**Written instruction:** Quote the listing below in its entirety, omitting every image.

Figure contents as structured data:
◆ ◆ ◆ ◆ ◆

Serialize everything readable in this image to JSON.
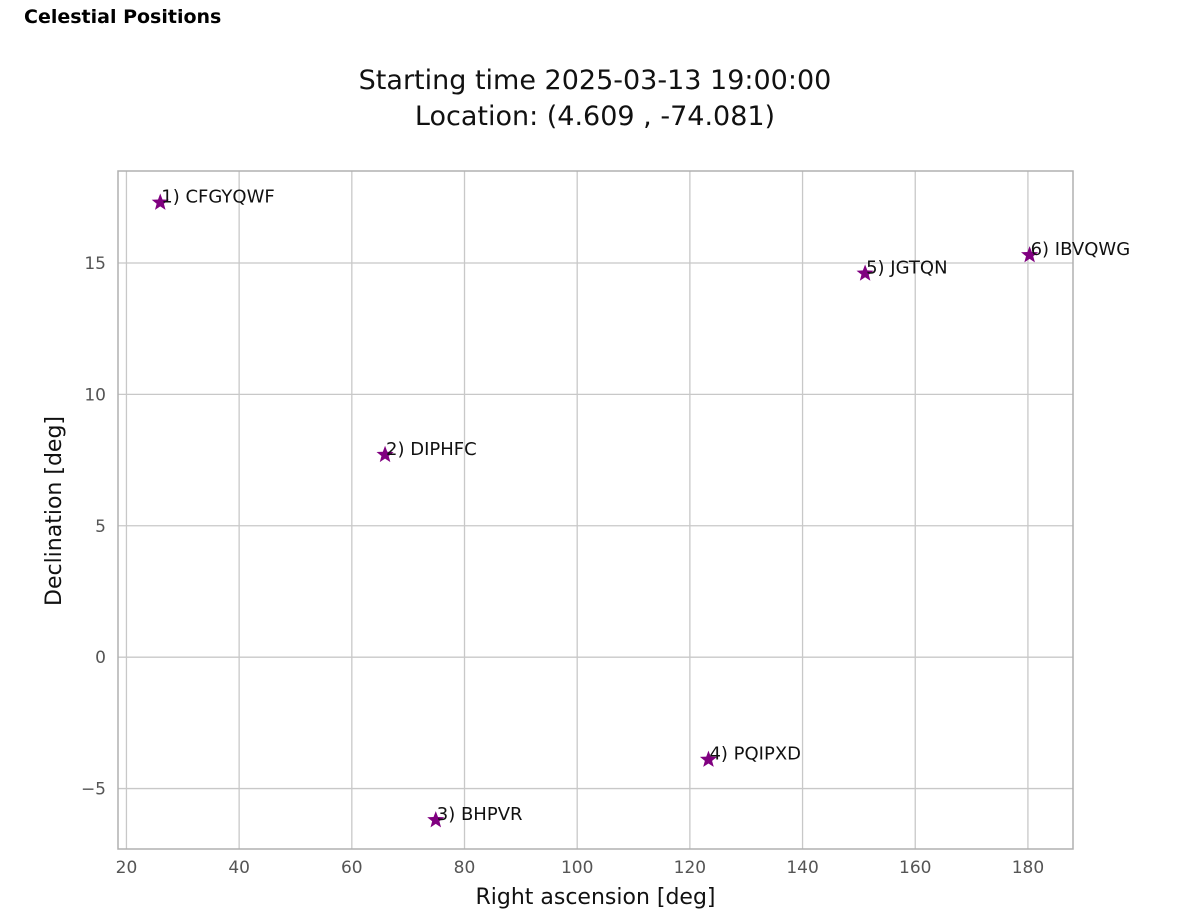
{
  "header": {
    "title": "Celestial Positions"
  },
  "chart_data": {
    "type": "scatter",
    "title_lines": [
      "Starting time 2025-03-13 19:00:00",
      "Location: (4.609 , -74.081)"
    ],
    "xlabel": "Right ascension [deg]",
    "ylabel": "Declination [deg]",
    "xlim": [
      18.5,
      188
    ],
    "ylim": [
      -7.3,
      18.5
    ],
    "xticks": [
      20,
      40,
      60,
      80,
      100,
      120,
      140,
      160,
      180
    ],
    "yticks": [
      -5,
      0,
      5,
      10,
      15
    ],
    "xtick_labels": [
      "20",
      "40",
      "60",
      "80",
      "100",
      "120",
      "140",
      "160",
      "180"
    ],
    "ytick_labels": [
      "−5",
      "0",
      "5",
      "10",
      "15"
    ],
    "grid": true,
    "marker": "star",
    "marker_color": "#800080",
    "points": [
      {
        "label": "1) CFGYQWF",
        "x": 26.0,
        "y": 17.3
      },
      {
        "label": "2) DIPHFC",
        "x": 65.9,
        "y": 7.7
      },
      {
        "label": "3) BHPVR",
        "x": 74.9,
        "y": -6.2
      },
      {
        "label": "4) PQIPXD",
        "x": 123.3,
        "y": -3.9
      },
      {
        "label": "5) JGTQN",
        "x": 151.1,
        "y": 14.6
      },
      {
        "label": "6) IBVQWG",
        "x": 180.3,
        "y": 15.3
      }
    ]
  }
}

◆ ◆ ◆ ◆ ◆

**Solved problem:**
Serialize everything readable in this image to JSON.
{
  "header": {
    "title": "Celestial Positions"
  },
  "chart_data": {
    "type": "scatter",
    "title_lines": [
      "Starting time 2025-03-13 19:00:00",
      "Location: (4.609 , -74.081)"
    ],
    "xlabel": "Right ascension [deg]",
    "ylabel": "Declination [deg]",
    "xlim": [
      18.5,
      188
    ],
    "ylim": [
      -7.3,
      18.5
    ],
    "xticks": [
      20,
      40,
      60,
      80,
      100,
      120,
      140,
      160,
      180
    ],
    "yticks": [
      -5,
      0,
      5,
      10,
      15
    ],
    "xtick_labels": [
      "20",
      "40",
      "60",
      "80",
      "100",
      "120",
      "140",
      "160",
      "180"
    ],
    "ytick_labels": [
      "−5",
      "0",
      "5",
      "10",
      "15"
    ],
    "grid": true,
    "marker": "star",
    "marker_color": "#800080",
    "points": [
      {
        "label": "1) CFGYQWF",
        "x": 26.0,
        "y": 17.3
      },
      {
        "label": "2) DIPHFC",
        "x": 65.9,
        "y": 7.7
      },
      {
        "label": "3) BHPVR",
        "x": 74.9,
        "y": -6.2
      },
      {
        "label": "4) PQIPXD",
        "x": 123.3,
        "y": -3.9
      },
      {
        "label": "5) JGTQN",
        "x": 151.1,
        "y": 14.6
      },
      {
        "label": "6) IBVQWG",
        "x": 180.3,
        "y": 15.3
      }
    ]
  }
}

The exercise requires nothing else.